=== THE INPUT ===

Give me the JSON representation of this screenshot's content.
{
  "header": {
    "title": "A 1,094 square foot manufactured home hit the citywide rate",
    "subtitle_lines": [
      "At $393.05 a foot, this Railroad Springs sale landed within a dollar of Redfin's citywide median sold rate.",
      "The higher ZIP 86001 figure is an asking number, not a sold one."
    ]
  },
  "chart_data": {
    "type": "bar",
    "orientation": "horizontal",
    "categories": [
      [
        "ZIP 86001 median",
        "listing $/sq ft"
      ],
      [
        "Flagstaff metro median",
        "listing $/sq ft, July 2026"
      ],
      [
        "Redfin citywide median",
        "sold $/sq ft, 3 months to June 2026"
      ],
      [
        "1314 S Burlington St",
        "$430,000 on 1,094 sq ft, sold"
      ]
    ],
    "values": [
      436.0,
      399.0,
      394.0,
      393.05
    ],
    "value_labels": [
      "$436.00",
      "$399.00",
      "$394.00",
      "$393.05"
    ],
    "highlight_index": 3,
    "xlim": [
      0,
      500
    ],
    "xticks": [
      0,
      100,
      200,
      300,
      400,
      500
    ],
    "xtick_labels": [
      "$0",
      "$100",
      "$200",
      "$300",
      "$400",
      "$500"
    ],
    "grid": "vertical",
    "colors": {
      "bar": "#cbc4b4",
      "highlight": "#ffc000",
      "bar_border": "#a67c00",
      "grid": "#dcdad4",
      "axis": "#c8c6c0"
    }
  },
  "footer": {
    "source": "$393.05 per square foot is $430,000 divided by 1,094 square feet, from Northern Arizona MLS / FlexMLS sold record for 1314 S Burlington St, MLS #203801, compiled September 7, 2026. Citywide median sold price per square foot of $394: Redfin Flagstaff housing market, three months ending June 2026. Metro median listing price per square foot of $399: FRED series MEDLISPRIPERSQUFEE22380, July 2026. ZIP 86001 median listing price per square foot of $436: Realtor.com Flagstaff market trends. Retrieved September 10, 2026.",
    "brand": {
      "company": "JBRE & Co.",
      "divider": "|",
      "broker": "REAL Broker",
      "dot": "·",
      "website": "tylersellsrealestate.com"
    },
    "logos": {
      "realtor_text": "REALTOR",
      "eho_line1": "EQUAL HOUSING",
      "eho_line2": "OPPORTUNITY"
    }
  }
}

===

» WORK TO BE COMPLETED:
Scan the records above and report how many lines include the word "sold", without any other text.

» WRITTEN SOLUTION:
5